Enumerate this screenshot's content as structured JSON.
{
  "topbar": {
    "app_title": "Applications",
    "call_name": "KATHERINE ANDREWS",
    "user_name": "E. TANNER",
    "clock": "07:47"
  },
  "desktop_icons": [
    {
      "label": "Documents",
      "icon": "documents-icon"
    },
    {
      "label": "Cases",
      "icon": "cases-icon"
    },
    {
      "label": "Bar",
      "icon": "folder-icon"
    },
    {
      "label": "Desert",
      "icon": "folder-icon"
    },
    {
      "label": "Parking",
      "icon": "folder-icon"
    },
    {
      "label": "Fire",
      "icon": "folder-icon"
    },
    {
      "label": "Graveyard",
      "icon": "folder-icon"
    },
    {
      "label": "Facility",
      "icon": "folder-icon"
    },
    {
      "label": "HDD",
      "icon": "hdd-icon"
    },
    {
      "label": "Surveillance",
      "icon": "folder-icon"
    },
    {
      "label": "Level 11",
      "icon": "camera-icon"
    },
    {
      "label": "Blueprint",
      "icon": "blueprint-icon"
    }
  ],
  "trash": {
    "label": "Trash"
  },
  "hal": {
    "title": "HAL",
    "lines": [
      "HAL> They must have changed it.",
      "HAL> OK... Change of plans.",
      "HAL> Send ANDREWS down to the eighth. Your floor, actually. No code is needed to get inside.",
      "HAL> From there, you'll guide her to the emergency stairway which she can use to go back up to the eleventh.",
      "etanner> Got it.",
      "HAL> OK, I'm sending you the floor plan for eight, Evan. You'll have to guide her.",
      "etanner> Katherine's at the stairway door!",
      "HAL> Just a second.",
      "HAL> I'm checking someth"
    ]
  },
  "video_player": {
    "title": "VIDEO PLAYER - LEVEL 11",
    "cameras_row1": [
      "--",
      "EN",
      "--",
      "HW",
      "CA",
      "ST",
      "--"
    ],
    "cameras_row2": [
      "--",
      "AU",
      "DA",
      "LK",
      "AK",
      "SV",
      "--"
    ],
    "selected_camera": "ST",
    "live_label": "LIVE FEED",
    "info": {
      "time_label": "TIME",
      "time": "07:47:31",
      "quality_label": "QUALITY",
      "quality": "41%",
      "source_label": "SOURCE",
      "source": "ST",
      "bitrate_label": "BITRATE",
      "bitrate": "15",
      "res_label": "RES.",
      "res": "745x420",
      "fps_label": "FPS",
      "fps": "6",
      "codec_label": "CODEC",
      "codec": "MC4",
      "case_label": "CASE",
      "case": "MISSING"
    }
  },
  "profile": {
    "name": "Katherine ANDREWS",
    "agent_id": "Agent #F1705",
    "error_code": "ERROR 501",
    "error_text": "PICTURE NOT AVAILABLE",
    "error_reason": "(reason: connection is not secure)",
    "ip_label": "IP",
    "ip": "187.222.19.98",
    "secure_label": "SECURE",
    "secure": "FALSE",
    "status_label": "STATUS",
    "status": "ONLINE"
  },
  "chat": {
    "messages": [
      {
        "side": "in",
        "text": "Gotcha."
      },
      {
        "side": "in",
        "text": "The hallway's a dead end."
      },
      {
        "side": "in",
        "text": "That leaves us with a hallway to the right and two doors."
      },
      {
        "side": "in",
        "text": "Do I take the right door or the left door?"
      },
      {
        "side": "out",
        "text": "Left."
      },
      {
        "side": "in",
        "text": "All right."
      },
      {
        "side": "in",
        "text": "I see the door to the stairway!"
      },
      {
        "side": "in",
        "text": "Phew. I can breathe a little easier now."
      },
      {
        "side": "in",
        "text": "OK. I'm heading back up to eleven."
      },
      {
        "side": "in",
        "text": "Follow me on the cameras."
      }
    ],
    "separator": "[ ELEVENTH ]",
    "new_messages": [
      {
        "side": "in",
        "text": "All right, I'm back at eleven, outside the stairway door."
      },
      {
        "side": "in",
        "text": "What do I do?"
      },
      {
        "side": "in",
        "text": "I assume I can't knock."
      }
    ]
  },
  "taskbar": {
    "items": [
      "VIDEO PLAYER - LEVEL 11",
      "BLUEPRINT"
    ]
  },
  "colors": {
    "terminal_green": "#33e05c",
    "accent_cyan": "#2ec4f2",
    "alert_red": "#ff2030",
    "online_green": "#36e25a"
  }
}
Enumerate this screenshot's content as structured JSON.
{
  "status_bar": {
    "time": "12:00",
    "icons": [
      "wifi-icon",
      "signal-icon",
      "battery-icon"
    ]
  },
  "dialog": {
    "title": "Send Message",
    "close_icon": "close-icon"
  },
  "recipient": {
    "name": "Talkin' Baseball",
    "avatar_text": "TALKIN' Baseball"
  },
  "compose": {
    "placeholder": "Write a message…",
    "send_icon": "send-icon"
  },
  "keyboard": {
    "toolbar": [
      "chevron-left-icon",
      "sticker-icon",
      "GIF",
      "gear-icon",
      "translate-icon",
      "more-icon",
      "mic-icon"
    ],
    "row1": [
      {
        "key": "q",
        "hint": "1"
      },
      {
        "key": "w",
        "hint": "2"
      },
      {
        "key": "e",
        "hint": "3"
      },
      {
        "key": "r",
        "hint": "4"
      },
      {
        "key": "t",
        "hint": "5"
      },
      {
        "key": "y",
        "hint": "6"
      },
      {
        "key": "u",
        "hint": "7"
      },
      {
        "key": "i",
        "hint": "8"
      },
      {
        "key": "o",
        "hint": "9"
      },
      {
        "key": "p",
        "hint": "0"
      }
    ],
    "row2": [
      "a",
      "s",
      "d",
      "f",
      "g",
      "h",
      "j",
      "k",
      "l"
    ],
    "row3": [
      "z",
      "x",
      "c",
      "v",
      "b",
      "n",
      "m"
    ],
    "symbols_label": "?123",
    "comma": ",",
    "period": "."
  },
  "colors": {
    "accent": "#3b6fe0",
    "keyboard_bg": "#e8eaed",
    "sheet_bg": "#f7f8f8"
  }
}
####
Output the records verbatim, from the first line to the last.

• [COMPLETE ANSWER]:
Enumerate this screenshot's content as structured JSON.
{
  "topbar": {
    "app_title": "Applications",
    "call_name": "KATHERINE ANDREWS",
    "user_name": "E. TANNER",
    "clock": "07:47"
  },
  "desktop_icons": [
    {
      "label": "Documents",
      "icon": "documents-icon"
    },
    {
      "label": "Cases",
      "icon": "cases-icon"
    },
    {
      "label": "Bar",
      "icon": "folder-icon"
    },
    {
      "label": "Desert",
      "icon": "folder-icon"
    },
    {
      "label": "Parking",
      "icon": "folder-icon"
    },
    {
      "label": "Fire",
      "icon": "folder-icon"
    },
    {
      "label": "Graveyard",
      "icon": "folder-icon"
    },
    {
      "label": "Facility",
      "icon": "folder-icon"
    },
    {
      "label": "HDD",
      "icon": "hdd-icon"
    },
    {
      "label": "Surveillance",
      "icon": "folder-icon"
    },
    {
      "label": "Level 11",
      "icon": "camera-icon"
    },
    {
      "label": "Blueprint",
      "icon": "blueprint-icon"
    }
  ],
  "trash": {
    "label": "Trash"
  },
  "hal": {
    "title": "HAL",
    "lines": [
      "HAL> They must have changed it.",
      "HAL> OK... Change of plans.",
      "HAL> Send ANDREWS down to the eighth. Your floor, actually. No code is needed to get inside.",
      "HAL> From there, you'll guide her to the emergency stairway which she can use to go back up to the eleventh.",
      "etanner> Got it.",
      "HAL> OK, I'm sending you the floor plan for eight, Evan. You'll have to guide her.",
      "etanner> Katherine's at the stairway door!",
      "HAL> Just a second.",
      "HAL> I'm checking someth"
    ]
  },
  "video_player": {
    "title": "VIDEO PLAYER - LEVEL 11",
    "cameras_row1": [
      "--",
      "EN",
      "--",
      "HW",
      "CA",
      "ST",
      "--"
    ],
    "cameras_row2": [
      "--",
      "AU",
      "DA",
      "LK",
      "AK",
      "SV",
      "--"
    ],
    "selected_camera": "ST",
    "live_label": "LIVE FEED",
    "info": {
      "time_label": "TIME",
      "time": "07:47:31",
      "quality_label": "QUALITY",
      "quality": "41%",
      "source_label": "SOURCE",
      "source": "ST",
      "bitrate_label": "BITRATE",
      "bitrate": "15",
      "res_label": "RES.",
      "res": "745x420",
      "fps_label": "FPS",
      "fps": "6",
      "codec_label": "CODEC",
      "codec": "MC4",
      "case_label": "CASE",
      "case": "MISSING"
    }
  },
  "profile": {
    "name": "Katherine ANDREWS",
    "agent_id": "Agent #F1705",
    "error_code": "ERROR 501",
    "error_text": "PICTURE NOT AVAILABLE",
    "error_reason": "(reason: connection is not secure)",
    "ip_label": "IP",
    "ip": "187.222.19.98",
    "secure_label": "SECURE",
    "secure": "FALSE",
    "status_label": "STATUS",
    "status": "ONLINE"
  },
  "chat": {
    "messages": [
      {
        "side": "in",
        "text": "Gotcha."
      },
      {
        "side": "in",
        "text": "The hallway's a dead end."
      },
      {
        "side": "in",
        "text": "That leaves us with a hallway to the right and two doors."
      },
      {
        "side": "in",
        "text": "Do I take the right door or the left door?"
      },
      {
        "side": "out",
        "text": "Left."
      },
      {
        "side": "in",
        "text": "All right."
      },
      {
        "side": "in",
        "text": "I see the door to the stairway!"
      },
      {
        "side": "in",
        "text": "Phew. I can breathe a little easier now."
      },
      {
        "side": "in",
        "text": "OK. I'm heading back up to eleven."
      },
      {
        "side": "in",
        "text": "Follow me on the cameras."
      }
    ],
    "separator": "[ ELEVENTH ]",
    "new_messages": [
      {
        "side": "in",
        "text": "All right, I'm back at eleven, outside the stairway door."
      },
      {
        "side": "in",
        "text": "What do I do?"
      },
      {
        "side": "in",
        "text": "I assume I can't knock."
      }
    ]
  },
  "taskbar": {
    "items": [
      "VIDEO PLAYER - LEVEL 11",
      "BLUEPRINT"
    ]
  },
  "colors": {
    "terminal_green": "#33e05c",
    "accent_cyan": "#2ec4f2",
    "alert_red": "#ff2030",
    "online_green": "#36e25a"
  }
}
Enumerate this screenshot's content as structured JSON.
{
  "status_bar": {
    "time": "12:00",
    "icons": [
      "wifi-icon",
      "signal-icon",
      "battery-icon"
    ]
  },
  "dialog": {
    "title": "Send Message",
    "close_icon": "close-icon"
  },
  "recipient": {
    "name": "Talkin' Baseball",
    "avatar_text": "TALKIN' Baseball"
  },
  "compose": {
    "placeholder": "Write a message…",
    "send_icon": "send-icon"
  },
  "keyboard": {
    "toolbar": [
      "chevron-left-icon",
      "sticker-icon",
      "GIF",
      "gear-icon",
      "translate-icon",
      "more-icon",
      "mic-icon"
    ],
    "row1": [
      {
        "key": "q",
        "hint": "1"
      },
      {
        "key": "w",
        "hint": "2"
      },
      {
        "key": "e",
        "hint": "3"
      },
      {
        "key": "r",
        "hint": "4"
      },
      {
        "key": "t",
        "hint": "5"
      },
      {
        "key": "y",
        "hint": "6"
      },
      {
        "key": "u",
        "hint": "7"
      },
      {
        "key": "i",
        "hint": "8"
      },
      {
        "key": "o",
        "hint": "9"
      },
      {
        "key": "p",
        "hint": "0"
      }
    ],
    "row2": [
      "a",
      "s",
      "d",
      "f",
      "g",
      "h",
      "j",
      "k",
      "l"
    ],
    "row3": [
      "z",
      "x",
      "c",
      "v",
      "b",
      "n",
      "m"
    ],
    "symbols_label": "?123",
    "comma": ",",
    "period": "."
  },
  "colors": {
    "accent": "#3b6fe0",
    "keyboard_bg": "#e8eaed",
    "sheet_bg": "#f7f8f8"
  }
}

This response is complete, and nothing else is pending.